Across the listing below, how many lines hold "investigación"? Reply with the number by itself.

┌─ Exercise materials

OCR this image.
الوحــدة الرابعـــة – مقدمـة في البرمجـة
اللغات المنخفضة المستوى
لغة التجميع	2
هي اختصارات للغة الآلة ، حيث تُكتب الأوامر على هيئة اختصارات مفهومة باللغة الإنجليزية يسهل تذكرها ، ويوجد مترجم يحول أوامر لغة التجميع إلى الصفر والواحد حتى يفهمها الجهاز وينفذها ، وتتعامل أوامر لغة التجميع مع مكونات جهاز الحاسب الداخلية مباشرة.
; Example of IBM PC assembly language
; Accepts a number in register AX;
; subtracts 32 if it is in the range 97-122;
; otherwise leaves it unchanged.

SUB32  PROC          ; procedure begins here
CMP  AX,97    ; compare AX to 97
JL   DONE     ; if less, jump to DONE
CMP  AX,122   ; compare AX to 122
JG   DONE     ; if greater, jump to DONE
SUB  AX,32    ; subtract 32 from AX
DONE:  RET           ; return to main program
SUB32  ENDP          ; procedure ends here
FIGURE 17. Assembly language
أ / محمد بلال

└─
┌─ Exercise materials

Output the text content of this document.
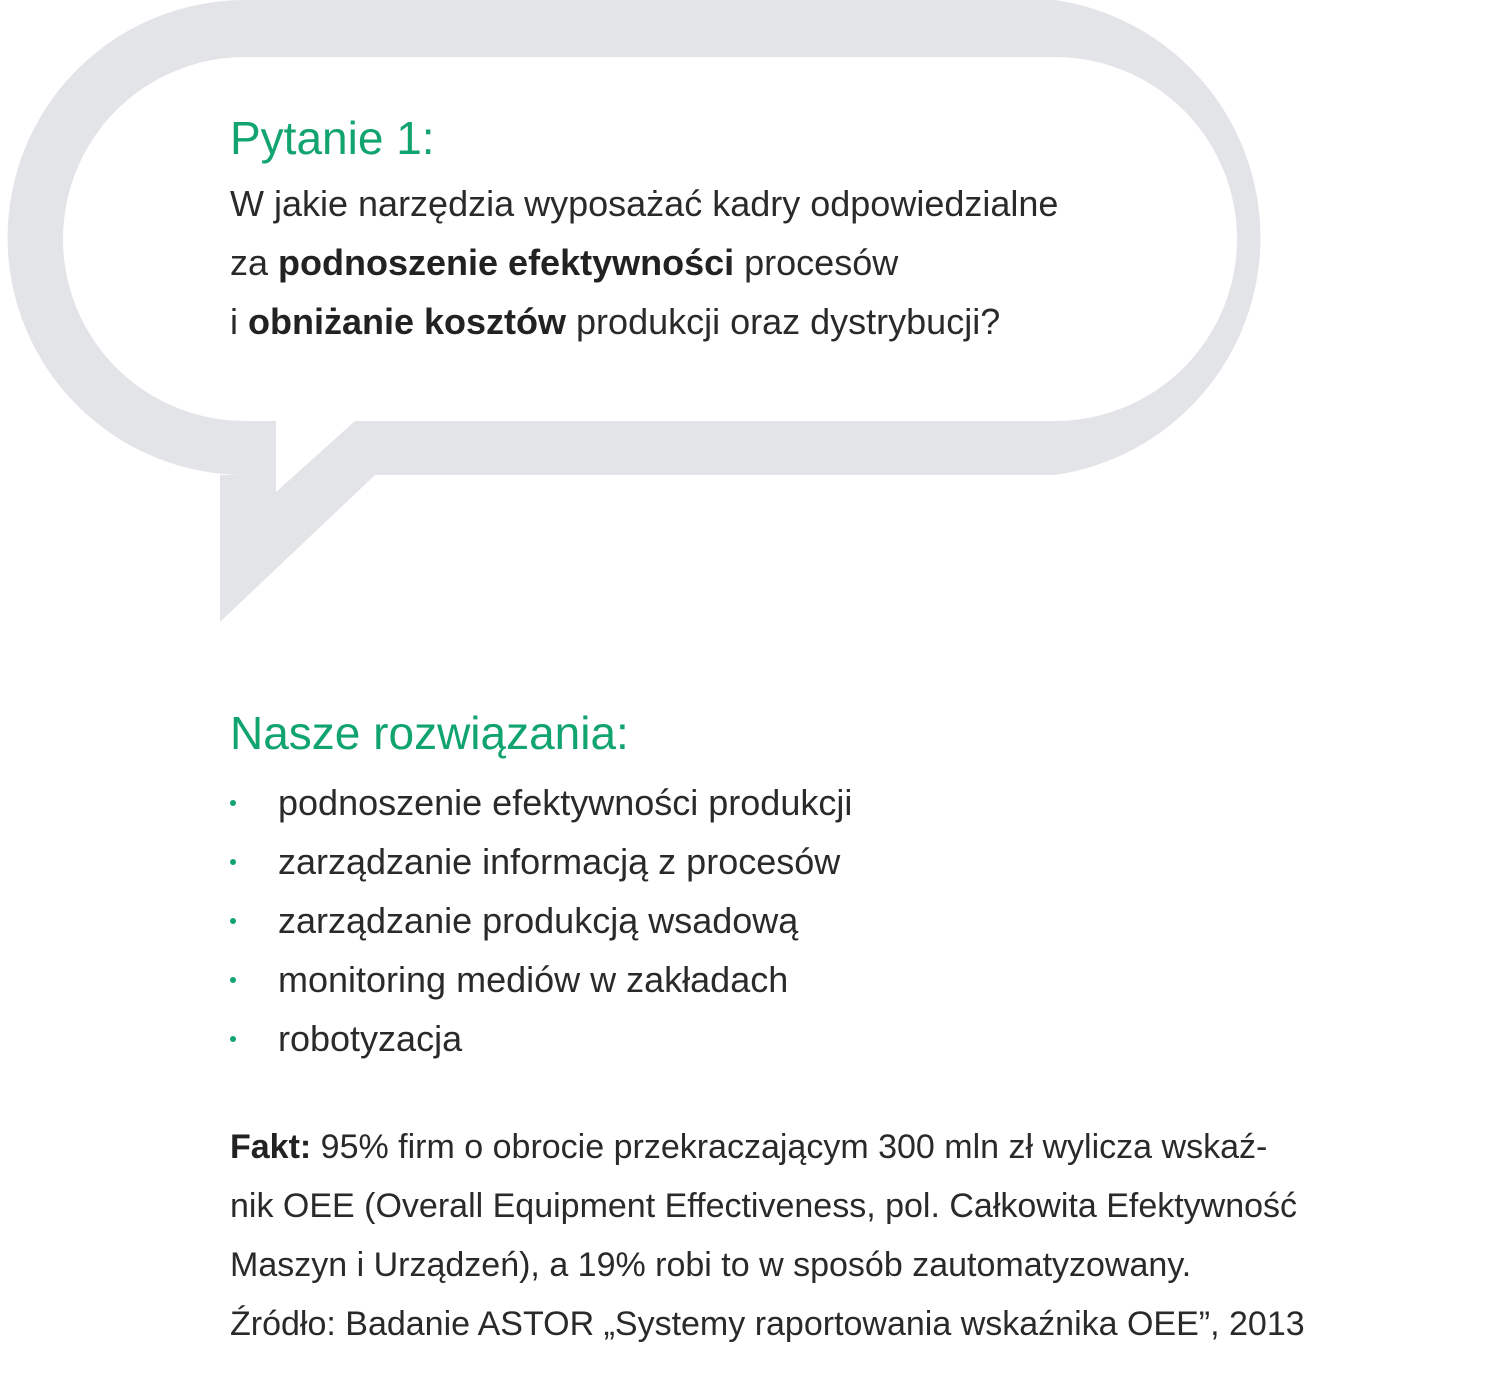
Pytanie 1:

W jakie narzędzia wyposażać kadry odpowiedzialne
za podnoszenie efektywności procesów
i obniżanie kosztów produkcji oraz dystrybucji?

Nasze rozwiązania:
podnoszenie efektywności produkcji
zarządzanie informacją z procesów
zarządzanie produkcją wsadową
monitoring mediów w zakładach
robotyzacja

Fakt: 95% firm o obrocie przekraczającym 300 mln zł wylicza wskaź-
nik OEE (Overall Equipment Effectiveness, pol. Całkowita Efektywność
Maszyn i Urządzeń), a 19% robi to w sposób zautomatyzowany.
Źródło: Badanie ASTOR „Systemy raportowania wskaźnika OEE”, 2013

└─
┌─ Exercise materials

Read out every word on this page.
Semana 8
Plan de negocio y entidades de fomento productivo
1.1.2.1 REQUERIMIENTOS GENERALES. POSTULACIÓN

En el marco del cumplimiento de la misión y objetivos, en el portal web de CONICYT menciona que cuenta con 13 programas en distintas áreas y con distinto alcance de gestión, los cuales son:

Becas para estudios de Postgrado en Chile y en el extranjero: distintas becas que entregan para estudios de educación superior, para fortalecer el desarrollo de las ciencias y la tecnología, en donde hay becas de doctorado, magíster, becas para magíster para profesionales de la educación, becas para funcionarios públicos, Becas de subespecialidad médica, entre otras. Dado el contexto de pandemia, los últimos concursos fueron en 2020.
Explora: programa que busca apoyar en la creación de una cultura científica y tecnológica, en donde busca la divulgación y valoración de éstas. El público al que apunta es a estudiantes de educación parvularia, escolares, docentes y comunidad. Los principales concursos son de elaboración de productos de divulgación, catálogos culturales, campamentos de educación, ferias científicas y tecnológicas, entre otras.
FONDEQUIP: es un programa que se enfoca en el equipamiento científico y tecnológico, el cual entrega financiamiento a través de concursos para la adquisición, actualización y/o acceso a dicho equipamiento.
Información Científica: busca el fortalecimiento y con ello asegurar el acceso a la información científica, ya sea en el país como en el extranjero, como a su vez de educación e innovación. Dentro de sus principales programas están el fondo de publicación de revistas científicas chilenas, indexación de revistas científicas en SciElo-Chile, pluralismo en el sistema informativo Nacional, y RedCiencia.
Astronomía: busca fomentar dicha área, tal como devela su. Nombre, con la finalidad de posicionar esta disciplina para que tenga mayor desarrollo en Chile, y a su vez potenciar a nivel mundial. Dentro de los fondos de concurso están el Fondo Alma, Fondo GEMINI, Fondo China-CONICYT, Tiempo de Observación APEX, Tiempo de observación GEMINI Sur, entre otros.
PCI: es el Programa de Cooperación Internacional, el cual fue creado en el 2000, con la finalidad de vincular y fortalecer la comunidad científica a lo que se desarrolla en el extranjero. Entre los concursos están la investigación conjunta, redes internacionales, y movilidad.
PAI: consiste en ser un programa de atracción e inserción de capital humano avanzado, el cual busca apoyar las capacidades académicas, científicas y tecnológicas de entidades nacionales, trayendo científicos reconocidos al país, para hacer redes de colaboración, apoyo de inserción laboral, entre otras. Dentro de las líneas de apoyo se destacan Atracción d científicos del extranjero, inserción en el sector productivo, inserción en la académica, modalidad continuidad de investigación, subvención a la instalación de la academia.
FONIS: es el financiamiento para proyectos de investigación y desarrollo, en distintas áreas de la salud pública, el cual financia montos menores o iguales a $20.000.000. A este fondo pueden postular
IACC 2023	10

└─

Problem solution => 3